Fue un jueves teñido de sangre y dolor para un país bajo fuego permanente del terrorismo. Hoy el país no solo llora a los ocho militares asesinados y más de 40 civiles heridos en Cali, y a los 12 policías muertos que tripulaban un helicóptero derribado con un dron por el Estado Mayor Central en Amalfi (Antioquia), sino que reclama acción contundente del Estado contra esas organizaciones criminales dedicadas al narcotráfico, que extraviaron su ideología revolucionaria y se convirtieron, junto al ELN, en jefes de debate de la extrema derecha para su regreso al poder en 2026.

De la mano tendida, el presidente Gustavo Petro ha pasado al brazo en alto con el puño cerrado en defensa de la democracia. En consecuencia, la Segunda Marquetalia, el Estado Mayor Central y el Clan del Golfo serán declaradas como organizaciones terroristas. Así lo anunció el mandatario, en un evento de entrega de tierras en Valledupar, luego de conocer los mencionados atentados. “He tomado una decisión: nuestras investigaciones muestran que el mal llamado Clan del Golfo, la Segunda Marquetalia y las disidencias de alias Iván Mordisco (conocidas como EMC) son la junta del narcotráfico y deben ser consideradas organizaciones terroristas perseguibles en cualquier lugar del planeta, incluida Bogotá”, dijo.

## DATOS MOSTRADOS
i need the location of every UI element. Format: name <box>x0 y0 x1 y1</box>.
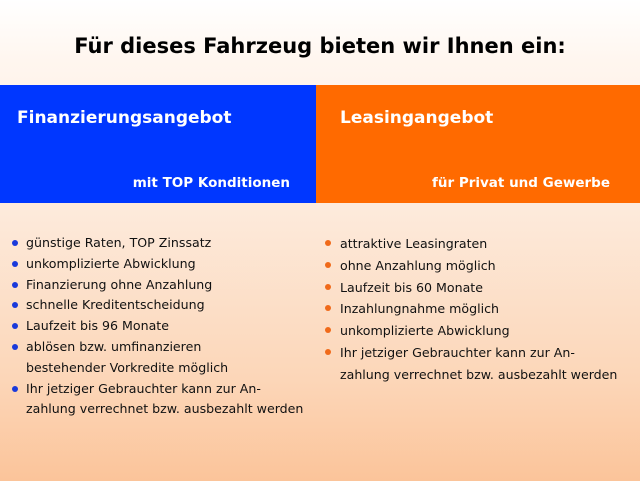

## QUÉ HACER
Del texto sobre los atentados, copia sin cambios el pasaje que comienza en las palabras "Fue un jueves" y termina después de "poder en 2026.".

## EJERCICIO RESUELTO
Fue un jueves teñido de sangre y dolor para un país bajo fuego permanente del terrorismo. Hoy el país no solo llora a los ocho militares asesinados y más de 40 civiles heridos en Cali, y a los 12 policías muertos que tripulaban un helicóptero derribado con un dron por el Estado Mayor Central en Amalfi (Antioquia), sino que reclama acción contundente del Estado contra esas organizaciones criminales dedicadas al narcotráfico, que extraviaron su ideología revolucionaria y se convirtieron, junto al ELN, en jefes de debate de la extrema derecha para su regreso al poder en 2026.